* **WHAT THIS TASK INVOLVES**
Repeat every line of the material, character for character.

BEGIN RECORD EXCERPTS

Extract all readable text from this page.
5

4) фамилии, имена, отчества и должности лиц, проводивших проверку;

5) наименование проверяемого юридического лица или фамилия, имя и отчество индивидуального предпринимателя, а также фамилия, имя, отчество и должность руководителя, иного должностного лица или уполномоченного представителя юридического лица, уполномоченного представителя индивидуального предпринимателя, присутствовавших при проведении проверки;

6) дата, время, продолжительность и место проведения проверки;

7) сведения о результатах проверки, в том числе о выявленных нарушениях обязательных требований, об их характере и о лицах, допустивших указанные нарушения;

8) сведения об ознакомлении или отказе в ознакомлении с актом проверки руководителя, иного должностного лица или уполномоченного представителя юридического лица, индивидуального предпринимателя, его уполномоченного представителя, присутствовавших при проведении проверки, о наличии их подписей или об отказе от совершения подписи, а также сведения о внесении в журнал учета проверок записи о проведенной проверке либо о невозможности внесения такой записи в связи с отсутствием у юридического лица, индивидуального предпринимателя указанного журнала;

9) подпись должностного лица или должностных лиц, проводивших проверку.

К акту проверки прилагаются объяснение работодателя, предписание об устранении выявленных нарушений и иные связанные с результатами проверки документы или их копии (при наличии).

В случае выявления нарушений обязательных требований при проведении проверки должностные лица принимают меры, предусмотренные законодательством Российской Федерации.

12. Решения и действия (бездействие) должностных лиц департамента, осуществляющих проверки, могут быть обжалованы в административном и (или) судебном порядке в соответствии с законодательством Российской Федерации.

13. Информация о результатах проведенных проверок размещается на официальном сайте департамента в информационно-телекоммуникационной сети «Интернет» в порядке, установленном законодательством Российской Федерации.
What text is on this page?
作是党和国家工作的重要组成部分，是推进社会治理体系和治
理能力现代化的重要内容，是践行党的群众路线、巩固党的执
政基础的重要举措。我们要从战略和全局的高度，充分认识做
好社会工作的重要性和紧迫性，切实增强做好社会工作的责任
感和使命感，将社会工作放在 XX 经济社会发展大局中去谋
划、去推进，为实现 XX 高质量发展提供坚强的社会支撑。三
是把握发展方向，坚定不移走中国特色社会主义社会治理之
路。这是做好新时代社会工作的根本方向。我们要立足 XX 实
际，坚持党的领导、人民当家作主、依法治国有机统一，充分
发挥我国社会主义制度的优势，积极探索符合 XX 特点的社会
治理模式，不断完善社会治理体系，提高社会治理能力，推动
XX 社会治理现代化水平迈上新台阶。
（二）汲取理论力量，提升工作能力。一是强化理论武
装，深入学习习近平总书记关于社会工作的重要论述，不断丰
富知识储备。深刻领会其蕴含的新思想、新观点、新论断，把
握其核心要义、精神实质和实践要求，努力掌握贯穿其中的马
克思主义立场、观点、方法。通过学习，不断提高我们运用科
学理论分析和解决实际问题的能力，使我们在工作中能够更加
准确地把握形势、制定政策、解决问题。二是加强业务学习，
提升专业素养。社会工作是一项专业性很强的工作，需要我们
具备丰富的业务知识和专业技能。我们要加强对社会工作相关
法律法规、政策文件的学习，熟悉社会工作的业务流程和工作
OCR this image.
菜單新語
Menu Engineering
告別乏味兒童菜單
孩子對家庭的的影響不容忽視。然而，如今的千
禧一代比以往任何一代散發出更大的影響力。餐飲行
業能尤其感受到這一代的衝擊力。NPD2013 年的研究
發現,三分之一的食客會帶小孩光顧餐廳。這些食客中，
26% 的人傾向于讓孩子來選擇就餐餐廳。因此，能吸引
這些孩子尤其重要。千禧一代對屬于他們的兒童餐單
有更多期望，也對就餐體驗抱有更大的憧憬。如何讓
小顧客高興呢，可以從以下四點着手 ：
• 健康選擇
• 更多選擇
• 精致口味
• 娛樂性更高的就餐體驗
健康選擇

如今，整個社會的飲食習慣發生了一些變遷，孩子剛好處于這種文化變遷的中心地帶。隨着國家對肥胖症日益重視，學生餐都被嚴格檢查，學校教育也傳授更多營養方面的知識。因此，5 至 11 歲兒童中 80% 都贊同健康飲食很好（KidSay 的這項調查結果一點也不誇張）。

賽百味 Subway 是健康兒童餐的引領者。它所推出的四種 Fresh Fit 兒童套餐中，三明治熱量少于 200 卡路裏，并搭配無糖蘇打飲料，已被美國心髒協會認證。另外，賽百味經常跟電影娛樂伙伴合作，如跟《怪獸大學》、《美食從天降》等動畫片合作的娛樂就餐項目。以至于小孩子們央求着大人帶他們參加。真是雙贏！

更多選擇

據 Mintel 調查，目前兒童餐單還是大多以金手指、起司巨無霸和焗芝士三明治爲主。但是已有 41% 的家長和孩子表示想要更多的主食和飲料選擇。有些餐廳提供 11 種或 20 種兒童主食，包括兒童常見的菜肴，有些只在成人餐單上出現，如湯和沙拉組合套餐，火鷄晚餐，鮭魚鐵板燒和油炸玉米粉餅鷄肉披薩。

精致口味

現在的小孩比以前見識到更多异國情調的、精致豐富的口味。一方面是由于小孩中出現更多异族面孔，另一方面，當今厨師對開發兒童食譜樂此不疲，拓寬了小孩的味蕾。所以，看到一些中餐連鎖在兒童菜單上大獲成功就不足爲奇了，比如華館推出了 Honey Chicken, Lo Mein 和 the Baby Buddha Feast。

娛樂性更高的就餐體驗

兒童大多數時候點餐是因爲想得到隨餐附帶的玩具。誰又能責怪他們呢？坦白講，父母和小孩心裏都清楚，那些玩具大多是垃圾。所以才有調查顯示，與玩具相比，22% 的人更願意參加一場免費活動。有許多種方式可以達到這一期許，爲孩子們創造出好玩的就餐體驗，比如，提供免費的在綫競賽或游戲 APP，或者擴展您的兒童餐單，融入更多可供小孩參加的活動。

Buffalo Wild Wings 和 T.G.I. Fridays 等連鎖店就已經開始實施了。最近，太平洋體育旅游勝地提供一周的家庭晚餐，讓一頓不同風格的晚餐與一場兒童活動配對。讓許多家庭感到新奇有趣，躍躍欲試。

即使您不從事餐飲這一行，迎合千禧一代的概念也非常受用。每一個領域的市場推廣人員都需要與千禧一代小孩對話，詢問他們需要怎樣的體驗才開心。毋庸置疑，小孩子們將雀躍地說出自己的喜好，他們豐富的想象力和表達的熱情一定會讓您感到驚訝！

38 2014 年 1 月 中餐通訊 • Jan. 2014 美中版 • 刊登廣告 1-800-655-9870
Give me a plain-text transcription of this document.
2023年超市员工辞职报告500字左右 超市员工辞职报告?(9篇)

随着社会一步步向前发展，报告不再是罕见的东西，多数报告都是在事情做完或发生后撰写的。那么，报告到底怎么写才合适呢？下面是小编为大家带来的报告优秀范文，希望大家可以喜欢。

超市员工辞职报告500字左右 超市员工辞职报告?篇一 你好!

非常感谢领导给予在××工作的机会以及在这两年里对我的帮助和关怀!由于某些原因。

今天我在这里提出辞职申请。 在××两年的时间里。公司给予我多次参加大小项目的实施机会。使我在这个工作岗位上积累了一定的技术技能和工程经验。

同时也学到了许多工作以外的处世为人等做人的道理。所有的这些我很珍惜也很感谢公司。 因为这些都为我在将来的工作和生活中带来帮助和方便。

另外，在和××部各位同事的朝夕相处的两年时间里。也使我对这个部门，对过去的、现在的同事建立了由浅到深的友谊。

END RECORD EXCERPTS

* **CORRECT RESULT**
Extract all readable text from this page.
5

4) фамилии, имена, отчества и должности лиц, проводивших проверку;

5) наименование проверяемого юридического лица или фамилия, имя и отчество индивидуального предпринимателя, а также фамилия, имя, отчество и должность руководителя, иного должностного лица или уполномоченного представителя юридического лица, уполномоченного представителя индивидуального предпринимателя, присутствовавших при проведении проверки;

6) дата, время, продолжительность и место проведения проверки;

7) сведения о результатах проверки, в том числе о выявленных нарушениях обязательных требований, об их характере и о лицах, допустивших указанные нарушения;

8) сведения об ознакомлении или отказе в ознакомлении с актом проверки руководителя, иного должностного лица или уполномоченного представителя юридического лица, индивидуального предпринимателя, его уполномоченного представителя, присутствовавших при проведении проверки, о наличии их подписей или об отказе от совершения подписи, а также сведения о внесении в журнал учета проверок записи о проведенной проверке либо о невозможности внесения такой записи в связи с отсутствием у юридического лица, индивидуального предпринимателя указанного журнала;

9) подпись должностного лица или должностных лиц, проводивших проверку.

К акту проверки прилагаются объяснение работодателя, предписание об устранении выявленных нарушений и иные связанные с результатами проверки документы или их копии (при наличии).

В случае выявления нарушений обязательных требований при проведении проверки должностные лица принимают меры, предусмотренные законодательством Российской Федерации.

12. Решения и действия (бездействие) должностных лиц департамента, осуществляющих проверки, могут быть обжалованы в административном и (или) судебном порядке в соответствии с законодательством Российской Федерации.

13. Информация о результатах проведенных проверок размещается на официальном сайте департамента в информационно-телекоммуникационной сети «Интернет» в порядке, установленном законодательством Российской Федерации.
What text is on this page?
作是党和国家工作的重要组成部分，是推进社会治理体系和治
理能力现代化的重要内容，是践行党的群众路线、巩固党的执
政基础的重要举措。我们要从战略和全局的高度，充分认识做
好社会工作的重要性和紧迫性，切实增强做好社会工作的责任
感和使命感，将社会工作放在 XX 经济社会发展大局中去谋
划、去推进，为实现 XX 高质量发展提供坚强的社会支撑。三
是把握发展方向，坚定不移走中国特色社会主义社会治理之
路。这是做好新时代社会工作的根本方向。我们要立足 XX 实
际，坚持党的领导、人民当家作主、依法治国有机统一，充分
发挥我国社会主义制度的优势，积极探索符合 XX 特点的社会
治理模式，不断完善社会治理体系，提高社会治理能力，推动
XX 社会治理现代化水平迈上新台阶。
（二）汲取理论力量，提升工作能力。一是强化理论武
装，深入学习习近平总书记关于社会工作的重要论述，不断丰
富知识储备。深刻领会其蕴含的新思想、新观点、新论断，把
握其核心要义、精神实质和实践要求，努力掌握贯穿其中的马
克思主义立场、观点、方法。通过学习，不断提高我们运用科
学理论分析和解决实际问题的能力，使我们在工作中能够更加
准确地把握形势、制定政策、解决问题。二是加强业务学习，
提升专业素养。社会工作是一项专业性很强的工作，需要我们
具备丰富的业务知识和专业技能。我们要加强对社会工作相关
法律法规、政策文件的学习，熟悉社会工作的业务流程和工作
OCR this image.
菜單新語
Menu Engineering
告別乏味兒童菜單
孩子對家庭的的影響不容忽視。然而，如今的千
禧一代比以往任何一代散發出更大的影響力。餐飲行
業能尤其感受到這一代的衝擊力。NPD2013 年的研究
發現,三分之一的食客會帶小孩光顧餐廳。這些食客中，
26% 的人傾向于讓孩子來選擇就餐餐廳。因此，能吸引
這些孩子尤其重要。千禧一代對屬于他們的兒童餐單
有更多期望，也對就餐體驗抱有更大的憧憬。如何讓
小顧客高興呢，可以從以下四點着手 ：
• 健康選擇
• 更多選擇
• 精致口味
• 娛樂性更高的就餐體驗
健康選擇

如今，整個社會的飲食習慣發生了一些變遷，孩子剛好處于這種文化變遷的中心地帶。隨着國家對肥胖症日益重視，學生餐都被嚴格檢查，學校教育也傳授更多營養方面的知識。因此，5 至 11 歲兒童中 80% 都贊同健康飲食很好（KidSay 的這項調查結果一點也不誇張）。

賽百味 Subway 是健康兒童餐的引領者。它所推出的四種 Fresh Fit 兒童套餐中，三明治熱量少于 200 卡路裏，并搭配無糖蘇打飲料，已被美國心髒協會認證。另外，賽百味經常跟電影娛樂伙伴合作，如跟《怪獸大學》、《美食從天降》等動畫片合作的娛樂就餐項目。以至于小孩子們央求着大人帶他們參加。真是雙贏！

更多選擇

據 Mintel 調查，目前兒童餐單還是大多以金手指、起司巨無霸和焗芝士三明治爲主。但是已有 41% 的家長和孩子表示想要更多的主食和飲料選擇。有些餐廳提供 11 種或 20 種兒童主食，包括兒童常見的菜肴，有些只在成人餐單上出現，如湯和沙拉組合套餐，火鷄晚餐，鮭魚鐵板燒和油炸玉米粉餅鷄肉披薩。

精致口味

現在的小孩比以前見識到更多异國情調的、精致豐富的口味。一方面是由于小孩中出現更多异族面孔，另一方面，當今厨師對開發兒童食譜樂此不疲，拓寬了小孩的味蕾。所以，看到一些中餐連鎖在兒童菜單上大獲成功就不足爲奇了，比如華館推出了 Honey Chicken, Lo Mein 和 the Baby Buddha Feast。

娛樂性更高的就餐體驗

兒童大多數時候點餐是因爲想得到隨餐附帶的玩具。誰又能責怪他們呢？坦白講，父母和小孩心裏都清楚，那些玩具大多是垃圾。所以才有調查顯示，與玩具相比，22% 的人更願意參加一場免費活動。有許多種方式可以達到這一期許，爲孩子們創造出好玩的就餐體驗，比如，提供免費的在綫競賽或游戲 APP，或者擴展您的兒童餐單，融入更多可供小孩參加的活動。

Buffalo Wild Wings 和 T.G.I. Fridays 等連鎖店就已經開始實施了。最近，太平洋體育旅游勝地提供一周的家庭晚餐，讓一頓不同風格的晚餐與一場兒童活動配對。讓許多家庭感到新奇有趣，躍躍欲試。

即使您不從事餐飲這一行，迎合千禧一代的概念也非常受用。每一個領域的市場推廣人員都需要與千禧一代小孩對話，詢問他們需要怎樣的體驗才開心。毋庸置疑，小孩子們將雀躍地說出自己的喜好，他們豐富的想象力和表達的熱情一定會讓您感到驚訝！

38 2014 年 1 月 中餐通訊 • Jan. 2014 美中版 • 刊登廣告 1-800-655-9870
Give me a plain-text transcription of this document.
2023年超市员工辞职报告500字左右 超市员工辞职报告?(9篇)

随着社会一步步向前发展，报告不再是罕见的东西，多数报告都是在事情做完或发生后撰写的。那么，报告到底怎么写才合适呢？下面是小编为大家带来的报告优秀范文，希望大家可以喜欢。

超市员工辞职报告500字左右 超市员工辞职报告?篇一 你好!

非常感谢领导给予在××工作的机会以及在这两年里对我的帮助和关怀!由于某些原因。

今天我在这里提出辞职申请。 在××两年的时间里。公司给予我多次参加大小项目的实施机会。使我在这个工作岗位上积累了一定的技术技能和工程经验。

同时也学到了许多工作以外的处世为人等做人的道理。所有的这些我很珍惜也很感谢公司。 因为这些都为我在将来的工作和生活中带来帮助和方便。

另外，在和××部各位同事的朝夕相处的两年时间里。也使我对这个部门，对过去的、现在的同事建立了由浅到深的友谊。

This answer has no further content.